Given instruction =>
Look for "Invalid" in each line of the entries, and return the matching lines.

Given records =>
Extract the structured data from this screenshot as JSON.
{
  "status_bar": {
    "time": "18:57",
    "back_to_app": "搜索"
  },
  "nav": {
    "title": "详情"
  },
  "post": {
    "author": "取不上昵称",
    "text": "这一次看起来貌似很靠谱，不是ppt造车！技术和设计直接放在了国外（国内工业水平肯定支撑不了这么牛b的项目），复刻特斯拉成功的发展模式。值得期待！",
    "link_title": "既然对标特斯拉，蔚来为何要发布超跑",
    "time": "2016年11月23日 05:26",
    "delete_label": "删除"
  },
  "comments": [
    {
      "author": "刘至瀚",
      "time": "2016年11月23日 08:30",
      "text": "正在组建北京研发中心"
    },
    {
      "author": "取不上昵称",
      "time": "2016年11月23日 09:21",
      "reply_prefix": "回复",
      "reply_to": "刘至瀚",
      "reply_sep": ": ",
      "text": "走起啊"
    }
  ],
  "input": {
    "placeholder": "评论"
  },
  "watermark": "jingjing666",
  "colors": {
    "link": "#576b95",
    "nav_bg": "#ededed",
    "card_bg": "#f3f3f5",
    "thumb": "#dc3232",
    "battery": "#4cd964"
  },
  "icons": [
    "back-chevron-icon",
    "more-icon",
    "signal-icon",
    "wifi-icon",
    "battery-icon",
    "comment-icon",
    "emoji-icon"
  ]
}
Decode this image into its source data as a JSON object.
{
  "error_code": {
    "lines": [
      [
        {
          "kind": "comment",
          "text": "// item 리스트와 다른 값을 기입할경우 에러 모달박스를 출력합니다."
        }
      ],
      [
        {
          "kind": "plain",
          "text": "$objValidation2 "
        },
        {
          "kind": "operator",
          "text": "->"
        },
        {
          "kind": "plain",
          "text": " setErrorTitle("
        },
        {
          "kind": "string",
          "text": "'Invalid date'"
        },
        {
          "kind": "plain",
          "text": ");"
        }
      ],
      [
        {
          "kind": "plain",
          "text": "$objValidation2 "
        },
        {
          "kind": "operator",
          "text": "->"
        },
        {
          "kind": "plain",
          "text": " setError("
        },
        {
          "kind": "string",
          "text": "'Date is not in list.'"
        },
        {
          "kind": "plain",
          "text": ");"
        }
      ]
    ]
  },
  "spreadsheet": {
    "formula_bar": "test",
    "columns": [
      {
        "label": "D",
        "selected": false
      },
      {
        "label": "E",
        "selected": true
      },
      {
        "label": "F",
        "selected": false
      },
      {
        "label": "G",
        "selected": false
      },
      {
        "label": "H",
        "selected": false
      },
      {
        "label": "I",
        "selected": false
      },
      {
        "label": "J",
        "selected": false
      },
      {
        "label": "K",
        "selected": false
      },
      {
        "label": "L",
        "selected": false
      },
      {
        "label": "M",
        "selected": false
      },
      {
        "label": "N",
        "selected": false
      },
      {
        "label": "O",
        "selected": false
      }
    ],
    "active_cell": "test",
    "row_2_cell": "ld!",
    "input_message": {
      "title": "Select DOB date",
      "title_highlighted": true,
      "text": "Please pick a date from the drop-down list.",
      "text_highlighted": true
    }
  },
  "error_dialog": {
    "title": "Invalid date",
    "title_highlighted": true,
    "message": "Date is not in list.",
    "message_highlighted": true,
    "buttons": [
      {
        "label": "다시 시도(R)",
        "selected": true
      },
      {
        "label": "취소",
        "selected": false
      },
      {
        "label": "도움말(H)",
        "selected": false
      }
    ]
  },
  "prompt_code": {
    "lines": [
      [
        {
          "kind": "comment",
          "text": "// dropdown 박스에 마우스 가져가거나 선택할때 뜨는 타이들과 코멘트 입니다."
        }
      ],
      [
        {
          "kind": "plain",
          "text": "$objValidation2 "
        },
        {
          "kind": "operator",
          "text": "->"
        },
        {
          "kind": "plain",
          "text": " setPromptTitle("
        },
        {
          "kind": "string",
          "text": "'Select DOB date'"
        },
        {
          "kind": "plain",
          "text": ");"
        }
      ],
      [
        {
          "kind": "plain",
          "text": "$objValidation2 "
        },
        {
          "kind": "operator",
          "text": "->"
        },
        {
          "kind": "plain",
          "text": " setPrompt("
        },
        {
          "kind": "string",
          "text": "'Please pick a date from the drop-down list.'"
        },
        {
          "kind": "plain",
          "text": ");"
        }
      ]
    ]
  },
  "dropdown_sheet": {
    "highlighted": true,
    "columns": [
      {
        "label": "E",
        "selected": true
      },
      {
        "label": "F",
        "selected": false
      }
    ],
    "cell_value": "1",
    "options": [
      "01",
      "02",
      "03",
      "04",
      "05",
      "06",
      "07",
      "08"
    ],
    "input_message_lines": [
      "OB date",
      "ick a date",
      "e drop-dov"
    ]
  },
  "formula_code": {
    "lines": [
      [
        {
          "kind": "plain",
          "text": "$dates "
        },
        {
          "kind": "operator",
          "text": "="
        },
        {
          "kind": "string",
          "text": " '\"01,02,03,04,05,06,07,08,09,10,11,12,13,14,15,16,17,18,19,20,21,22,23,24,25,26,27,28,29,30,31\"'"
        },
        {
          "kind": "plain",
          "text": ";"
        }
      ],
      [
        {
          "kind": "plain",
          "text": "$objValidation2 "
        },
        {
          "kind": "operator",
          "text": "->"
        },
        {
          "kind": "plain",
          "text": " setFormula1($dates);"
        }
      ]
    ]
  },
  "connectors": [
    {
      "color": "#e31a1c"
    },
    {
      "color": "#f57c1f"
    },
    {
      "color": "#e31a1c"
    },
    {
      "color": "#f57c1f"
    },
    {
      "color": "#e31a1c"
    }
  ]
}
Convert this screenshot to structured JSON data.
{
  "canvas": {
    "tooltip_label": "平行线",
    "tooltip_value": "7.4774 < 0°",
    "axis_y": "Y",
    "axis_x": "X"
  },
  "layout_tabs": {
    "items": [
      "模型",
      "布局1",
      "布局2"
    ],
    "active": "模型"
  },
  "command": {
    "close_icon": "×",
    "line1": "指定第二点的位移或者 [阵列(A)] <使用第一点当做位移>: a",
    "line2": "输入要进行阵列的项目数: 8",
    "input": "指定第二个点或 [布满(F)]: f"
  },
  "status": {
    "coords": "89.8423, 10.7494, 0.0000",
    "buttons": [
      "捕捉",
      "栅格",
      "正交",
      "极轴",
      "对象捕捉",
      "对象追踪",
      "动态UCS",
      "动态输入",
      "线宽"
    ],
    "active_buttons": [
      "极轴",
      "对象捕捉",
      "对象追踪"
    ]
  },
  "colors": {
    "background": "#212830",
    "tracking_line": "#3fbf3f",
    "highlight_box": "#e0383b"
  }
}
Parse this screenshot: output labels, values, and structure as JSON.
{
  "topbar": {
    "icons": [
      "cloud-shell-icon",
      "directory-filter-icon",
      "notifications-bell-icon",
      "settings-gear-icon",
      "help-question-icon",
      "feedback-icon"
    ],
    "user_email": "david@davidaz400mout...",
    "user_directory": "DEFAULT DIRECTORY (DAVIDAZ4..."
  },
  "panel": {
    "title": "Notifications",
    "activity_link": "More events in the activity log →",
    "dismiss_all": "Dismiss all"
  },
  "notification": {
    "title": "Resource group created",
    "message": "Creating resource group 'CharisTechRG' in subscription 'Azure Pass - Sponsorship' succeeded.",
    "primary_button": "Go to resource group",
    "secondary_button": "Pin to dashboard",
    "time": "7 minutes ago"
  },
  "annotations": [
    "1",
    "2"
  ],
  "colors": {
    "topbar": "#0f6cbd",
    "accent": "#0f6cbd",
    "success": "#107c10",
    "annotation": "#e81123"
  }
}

Result for this exercise =>
          "text": "'Invalid date'"
    "title": "Invalid date",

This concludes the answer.